--- start of SUPPLIED TEXT ---
I've done all of today's IRL todo list, time to talk about Ye Zun! Spoilers through the whole TV series. I shall not touch the novel, since Ye Zun doesn't exist there.
We see him in canon, and know how he is as a villain, but I'd actually argue that all of that is a mask. We see him put on what I see as a very intentional performance of bravado and confidence. However, that's not his "true" personality, that's the metaphorical mask he wears to go with his literal one.
Much has been made about Shen Wei's mask(s), and as Shen Wei's color palette swapped identical twin and narrative foil, Ye Zun also wears a mask. We don't hear him say why he wears the mask, but given that no-one else wears one fulltime, it's no widespread Dixingian custom. At one point he mentions hating his face, because it looks so much like his brother's, but when it comes to invading Haixing, he could just as well do it without a mask and ruin Shen Wei's reputation as an aside, and yet he doesn't. I suspect his reasons for keeping on the mask are similar to what drove Shen Wei to donning his: he wants to hide his youth, inexperience, fear, and appear to be the supervillain he wants to be.
But all of that is performance. We see the metaphorical mask crack when the literal one does: the final episodes have Ye Zun descend into ranting. No-one ever asked him why he was doing what he was doing. While Zhao Yunlan reached out to young Shen Wei as Kunlun, no-one did that to Ye Zun. Combined with Ye Zun's jealous outburst in the time travel episode ("I've always put you first in my heart, gege, but in your heart, others have always come before me.") and his final conversations with Zhao Yunlan when everything is disintegrating, I find it hard to believe he's anything but how we saw him in the Ye Zun shot that comes first in the timeline: someone who's been hurt and broken and trod over by circumstances, and who's learned that people are out to get him. The manipulation is a powerless child's attempt at exerting control over his environment. We see Ye Zun as a victim of the original rebel leader; from that moment, he had perhaps a month or so* of ruling the rebels before he was stuffed into his pillar.
When gaining control of the rebels, Ye Zun learned that might makes right. Another thing he must've learned, based on his interactions with his subordinates in the present, is that people are terrible, and one must hurt them–betray them–abandon them before they hurt–betray–abandon you, because they will do it. Compare this to Shen Wei, who is mistrustful of Haixingians, and thinks e.g. the SID will hurt him, based on his valid fears and Zhao Xinci's attitude, but gets proven wrong when he lets Zhao Yunlan and the SID closer to him despite this fear, and finds that they accept him just fine. Shen Wei could do this because he set himself up to nobly suffer and be the bigger person (and because he was very thirsty for Kunlun content). Ye Zun couldn't do this, because he did not have the security and "internal power base" that would give the necessary margin for error.
In conclusion, Ye Zun as we know him is paranoid, and cruel, and above all utterly terrified of letting people close enough they could hurt him, but he still craves attachment with people, because if human is a social animal, so is a Dixingian. All the bombast is a performance where he tries to convince himself that he deserves to take up this space around him when his confidence has been abused out of him. My problem is this: what do I do with him after that moment of crisis where he discovers that his assumptions about his brother were incorrect, and our heroes can begin to unravel the lies the original rebel leader told him? Who does Ye Zun become, if given a chance to heal? The same scared child, reminiscent of Guo Changcheng, but allowed to fear and cry and be comforted? A prickly brat who pushes at every boundary to try and invoke the punishment he's familar with, because this security and love is too much, too weird for him? A slightly more apologetic and remorseful Shen Wei? I suppose it'd depend on the nature of redemption, and where it diverged from canon, but I'm lost at sea, searching for land. Thoughts are welcome.
--- end of SUPPLIED TEXT ---
--- start of DATASET EXTRACT ---
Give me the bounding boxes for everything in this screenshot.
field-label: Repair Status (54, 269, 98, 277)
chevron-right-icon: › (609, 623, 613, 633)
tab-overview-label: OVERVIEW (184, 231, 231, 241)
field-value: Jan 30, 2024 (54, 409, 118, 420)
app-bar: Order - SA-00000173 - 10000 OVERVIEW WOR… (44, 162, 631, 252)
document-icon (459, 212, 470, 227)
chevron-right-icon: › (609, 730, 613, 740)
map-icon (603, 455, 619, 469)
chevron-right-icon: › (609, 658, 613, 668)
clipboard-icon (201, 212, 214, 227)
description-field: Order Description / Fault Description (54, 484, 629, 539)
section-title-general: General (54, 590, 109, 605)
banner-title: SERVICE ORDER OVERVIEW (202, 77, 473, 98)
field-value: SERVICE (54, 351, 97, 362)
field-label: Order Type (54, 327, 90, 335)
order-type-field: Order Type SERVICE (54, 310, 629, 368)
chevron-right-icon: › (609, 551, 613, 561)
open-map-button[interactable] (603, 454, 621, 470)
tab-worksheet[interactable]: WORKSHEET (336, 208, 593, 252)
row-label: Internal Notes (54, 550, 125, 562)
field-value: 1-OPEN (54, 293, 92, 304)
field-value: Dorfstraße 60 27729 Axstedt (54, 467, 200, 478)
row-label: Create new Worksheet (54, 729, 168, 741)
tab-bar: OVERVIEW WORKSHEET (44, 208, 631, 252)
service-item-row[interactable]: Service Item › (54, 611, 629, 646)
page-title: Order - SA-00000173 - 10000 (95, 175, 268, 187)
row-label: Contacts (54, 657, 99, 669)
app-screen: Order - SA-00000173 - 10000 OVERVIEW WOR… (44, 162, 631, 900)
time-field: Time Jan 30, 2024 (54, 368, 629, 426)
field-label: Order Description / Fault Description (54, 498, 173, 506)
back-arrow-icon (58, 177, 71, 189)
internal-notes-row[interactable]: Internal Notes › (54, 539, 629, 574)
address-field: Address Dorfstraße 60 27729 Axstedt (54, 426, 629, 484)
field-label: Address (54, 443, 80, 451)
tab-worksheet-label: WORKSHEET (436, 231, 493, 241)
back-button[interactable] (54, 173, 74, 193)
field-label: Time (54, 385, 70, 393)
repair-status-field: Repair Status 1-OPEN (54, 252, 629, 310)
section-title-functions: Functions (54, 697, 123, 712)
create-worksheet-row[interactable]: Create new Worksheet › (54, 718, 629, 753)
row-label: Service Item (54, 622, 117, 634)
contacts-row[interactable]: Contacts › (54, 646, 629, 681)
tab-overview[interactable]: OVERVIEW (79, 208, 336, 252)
--- end of DATASET EXTRACT ---
= WRITTEN PROBLEM =
Why does the essay on Ye Zun leave the novel out of its discussion? The lines above come from a separate source.

= REPLY =
Ye Zun doesn't exist in the novel.